# Start of DATA LISTING
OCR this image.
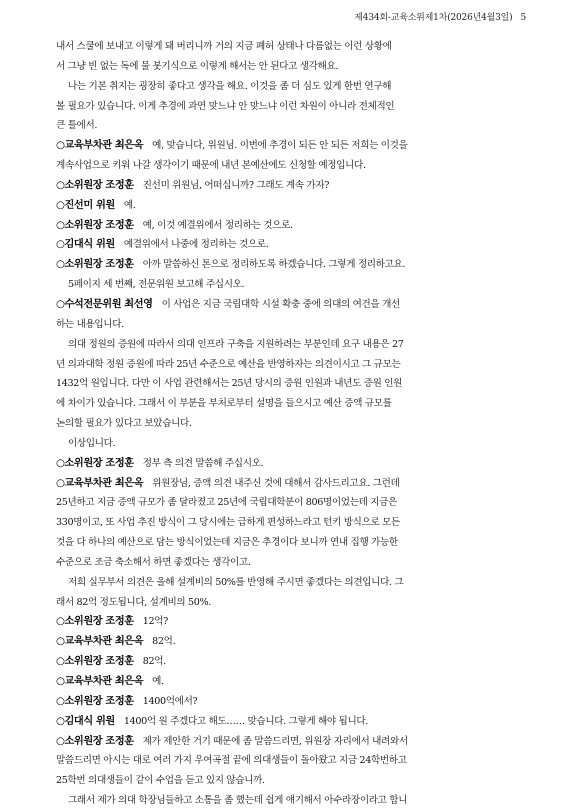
제434회-교육소위제1차(2026년4월3일) 5
내서 스쿨에 보내고 이렇게 돼 버리니까 거의 지금 폐허 상태나 다름없는 이런 상황에
서 그냥 빈 없는 독에 물 붓기식으로 이렇게 해서는 안 된다고 생각해요.
나는 기본 취지는 굉장히 좋다고 생각을 해요. 이것을 좀 더 심도 있게 한번 연구해
볼 필요가 있습니다. 이게 추경에 과연 맞느냐 안 맞느냐 이런 차원이 아니라 전체적인
큰 틀에서.
○교육부차관 최은옥 예, 맞습니다, 위원님. 이번에 추경이 되든 안 되든 저희는 이것을
계속사업으로 키워 나갈 생각이기 때문에 내년 본예산에도 신청할 예정입니다.
○소위원장 조정훈 진선미 위원님, 어떠십니까? 그래도 계속 가자?
○진선미 위원 예.
○소위원장 조정훈 예, 이것 예결위에서 정리하는 것으로.
○김대식 위원 예결위에서 나중에 정리하는 것으로.
○소위원장 조정훈 아까 말씀하신 톤으로 정리하도록 하겠습니다. 그렇게 정리하고요.
5페이지 세 번째, 전문위원 보고해 주십시오.
○수석전문위원 최선영 이 사업은 지금 국립대학 시설 확충 중에 의대의 여건을 개선
하는 내용입니다.
의대 정원의 증원에 따라서 의대 인프라 구축을 지원하려는 부분인데 요구 내용은 27
년 의과대학 정원 증원에 따라 25년 수준으로 예산을 반영하자는 의견이시고 그 규모는
1432억 원입니다. 다만 이 사업 관련해서는 25년 당시의 증원 인원과 내년도 증원 인원
에 차이가 있습니다. 그래서 이 부분을 부처로부터 설명을 들으시고 예산 증액 규모를
논의할 필요가 있다고 보았습니다.
이상입니다.
○소위원장 조정훈 정부 측 의견 말씀해 주십시오.
○교육부차관 최은옥 위원장님, 증액 의견 내주신 것에 대해서 감사드리고요. 그런데
25년하고 지금 증액 규모가 좀 달라졌고 25년에 국립대학분이 806명이었는데 지금은
330명이고, 또 사업 추진 방식이 그 당시에는 급하게 편성하느라고 턴키 방식으로 모든
것을 다 하나의 예산으로 담는 방식이었는데 지금은 추경이다 보니까 연내 집행 가능한
수준으로 조금 축소해서 하면 좋겠다는 생각이고.
저희 실무부서 의견은 올해 설계비의 50%를 반영해 주시면 좋겠다는 의견입니다. 그
래서 82억 정도됩니다, 설계비의 50%.
○소위원장 조정훈 12억?
○교육부차관 최은옥 82억.
○소위원장 조정훈 82억.
○교육부차관 최은옥 예.
○소위원장 조정훈 1400억에서?
○김대식 위원 1400억 원 주겠다고 해도…… 맞습니다. 그렇게 해야 됩니다.
○소위원장 조정훈 제가 제안한 거기 때문에 좀 말씀드리면, 위원장 자리에서 내려와서
말씀드리면 아시는 대로 여러 가지 우여곡절 끝에 의대생들이 돌아왔고 지금 24학번하고
25학번 의대생들이 같이 수업을 듣고 있지 않습니까.
그래서 제가 의대 학장님들하고 소통을 좀 했는데 쉽게 얘기해서 아수라장이라고 합니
# End of DATA LISTING
Return each line among the entries that holds the word "의대생들이".

▶ _ANSWER TO THE TASK_
말씀드리면 아시는 대로 여러 가지 우여곡절 끝에 의대생들이 돌아왔고 지금 24학번하고
25학번 의대생들이 같이 수업을 듣고 있지 않습니까.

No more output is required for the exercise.